All of the data below must be repeated exactly.

===== Provided data =====

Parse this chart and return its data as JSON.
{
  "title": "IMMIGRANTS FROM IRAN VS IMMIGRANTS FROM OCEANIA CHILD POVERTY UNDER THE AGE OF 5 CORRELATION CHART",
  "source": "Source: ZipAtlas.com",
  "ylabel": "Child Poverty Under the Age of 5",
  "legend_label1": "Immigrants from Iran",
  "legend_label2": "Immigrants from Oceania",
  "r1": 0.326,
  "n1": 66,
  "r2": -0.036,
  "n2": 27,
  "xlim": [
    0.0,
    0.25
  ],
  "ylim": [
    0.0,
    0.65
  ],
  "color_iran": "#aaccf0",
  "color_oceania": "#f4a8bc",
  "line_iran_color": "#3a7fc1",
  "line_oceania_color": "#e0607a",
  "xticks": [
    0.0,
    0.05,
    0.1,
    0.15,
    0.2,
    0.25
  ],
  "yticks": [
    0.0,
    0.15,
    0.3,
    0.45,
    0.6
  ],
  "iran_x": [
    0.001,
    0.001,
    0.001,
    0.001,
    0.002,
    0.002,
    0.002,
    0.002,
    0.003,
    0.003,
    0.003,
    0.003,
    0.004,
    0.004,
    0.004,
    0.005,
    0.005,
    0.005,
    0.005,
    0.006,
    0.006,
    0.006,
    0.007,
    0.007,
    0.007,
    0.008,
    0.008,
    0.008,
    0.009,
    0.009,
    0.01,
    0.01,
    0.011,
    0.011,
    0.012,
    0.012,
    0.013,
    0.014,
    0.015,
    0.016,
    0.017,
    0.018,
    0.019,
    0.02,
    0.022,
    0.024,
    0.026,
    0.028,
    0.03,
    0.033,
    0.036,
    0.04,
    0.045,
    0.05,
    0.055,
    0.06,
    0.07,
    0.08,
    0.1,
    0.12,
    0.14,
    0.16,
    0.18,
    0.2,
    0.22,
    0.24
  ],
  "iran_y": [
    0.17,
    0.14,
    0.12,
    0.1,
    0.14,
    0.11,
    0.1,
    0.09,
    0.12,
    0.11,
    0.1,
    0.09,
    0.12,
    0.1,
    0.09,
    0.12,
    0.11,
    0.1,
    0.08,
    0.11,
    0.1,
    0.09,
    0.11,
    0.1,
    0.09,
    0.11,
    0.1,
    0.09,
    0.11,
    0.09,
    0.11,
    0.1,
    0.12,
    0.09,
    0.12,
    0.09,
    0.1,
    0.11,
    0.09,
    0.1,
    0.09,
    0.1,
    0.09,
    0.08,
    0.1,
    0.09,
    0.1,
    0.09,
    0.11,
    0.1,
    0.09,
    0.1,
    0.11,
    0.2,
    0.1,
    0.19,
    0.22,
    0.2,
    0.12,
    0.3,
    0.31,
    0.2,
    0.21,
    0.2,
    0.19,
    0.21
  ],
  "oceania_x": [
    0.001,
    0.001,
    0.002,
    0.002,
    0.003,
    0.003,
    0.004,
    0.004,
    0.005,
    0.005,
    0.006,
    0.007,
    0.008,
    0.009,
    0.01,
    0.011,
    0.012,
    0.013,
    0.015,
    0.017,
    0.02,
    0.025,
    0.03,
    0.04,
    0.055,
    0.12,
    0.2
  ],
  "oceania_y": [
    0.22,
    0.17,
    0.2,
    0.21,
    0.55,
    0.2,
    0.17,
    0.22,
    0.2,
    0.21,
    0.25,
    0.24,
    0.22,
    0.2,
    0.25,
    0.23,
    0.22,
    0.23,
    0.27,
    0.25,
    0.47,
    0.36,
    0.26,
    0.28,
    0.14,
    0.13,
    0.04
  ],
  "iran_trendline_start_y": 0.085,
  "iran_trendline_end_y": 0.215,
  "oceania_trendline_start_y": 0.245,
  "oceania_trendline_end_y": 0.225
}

=====

- Reply
Parse this chart and return its data as JSON.
{
  "title": "IMMIGRANTS FROM IRAN VS IMMIGRANTS FROM OCEANIA CHILD POVERTY UNDER THE AGE OF 5 CORRELATION CHART",
  "source": "Source: ZipAtlas.com",
  "ylabel": "Child Poverty Under the Age of 5",
  "legend_label1": "Immigrants from Iran",
  "legend_label2": "Immigrants from Oceania",
  "r1": 0.326,
  "n1": 66,
  "r2": -0.036,
  "n2": 27,
  "xlim": [
    0.0,
    0.25
  ],
  "ylim": [
    0.0,
    0.65
  ],
  "color_iran": "#aaccf0",
  "color_oceania": "#f4a8bc",
  "line_iran_color": "#3a7fc1",
  "line_oceania_color": "#e0607a",
  "xticks": [
    0.0,
    0.05,
    0.1,
    0.15,
    0.2,
    0.25
  ],
  "yticks": [
    0.0,
    0.15,
    0.3,
    0.45,
    0.6
  ],
  "iran_x": [
    0.001,
    0.001,
    0.001,
    0.001,
    0.002,
    0.002,
    0.002,
    0.002,
    0.003,
    0.003,
    0.003,
    0.003,
    0.004,
    0.004,
    0.004,
    0.005,
    0.005,
    0.005,
    0.005,
    0.006,
    0.006,
    0.006,
    0.007,
    0.007,
    0.007,
    0.008,
    0.008,
    0.008,
    0.009,
    0.009,
    0.01,
    0.01,
    0.011,
    0.011,
    0.012,
    0.012,
    0.013,
    0.014,
    0.015,
    0.016,
    0.017,
    0.018,
    0.019,
    0.02,
    0.022,
    0.024,
    0.026,
    0.028,
    0.03,
    0.033,
    0.036,
    0.04,
    0.045,
    0.05,
    0.055,
    0.06,
    0.07,
    0.08,
    0.1,
    0.12,
    0.14,
    0.16,
    0.18,
    0.2,
    0.22,
    0.24
  ],
  "iran_y": [
    0.17,
    0.14,
    0.12,
    0.1,
    0.14,
    0.11,
    0.1,
    0.09,
    0.12,
    0.11,
    0.1,
    0.09,
    0.12,
    0.1,
    0.09,
    0.12,
    0.11,
    0.1,
    0.08,
    0.11,
    0.1,
    0.09,
    0.11,
    0.1,
    0.09,
    0.11,
    0.1,
    0.09,
    0.11,
    0.09,
    0.11,
    0.1,
    0.12,
    0.09,
    0.12,
    0.09,
    0.1,
    0.11,
    0.09,
    0.1,
    0.09,
    0.1,
    0.09,
    0.08,
    0.1,
    0.09,
    0.1,
    0.09,
    0.11,
    0.1,
    0.09,
    0.1,
    0.11,
    0.2,
    0.1,
    0.19,
    0.22,
    0.2,
    0.12,
    0.3,
    0.31,
    0.2,
    0.21,
    0.2,
    0.19,
    0.21
  ],
  "oceania_x": [
    0.001,
    0.001,
    0.002,
    0.002,
    0.003,
    0.003,
    0.004,
    0.004,
    0.005,
    0.005,
    0.006,
    0.007,
    0.008,
    0.009,
    0.01,
    0.011,
    0.012,
    0.013,
    0.015,
    0.017,
    0.02,
    0.025,
    0.03,
    0.04,
    0.055,
    0.12,
    0.2
  ],
  "oceania_y": [
    0.22,
    0.17,
    0.2,
    0.21,
    0.55,
    0.2,
    0.17,
    0.22,
    0.2,
    0.21,
    0.25,
    0.24,
    0.22,
    0.2,
    0.25,
    0.23,
    0.22,
    0.23,
    0.27,
    0.25,
    0.47,
    0.36,
    0.26,
    0.28,
    0.14,
    0.13,
    0.04
  ],
  "iran_trendline_start_y": 0.085,
  "iran_trendline_end_y": 0.215,
  "oceania_trendline_start_y": 0.245,
  "oceania_trendline_end_y": 0.225
}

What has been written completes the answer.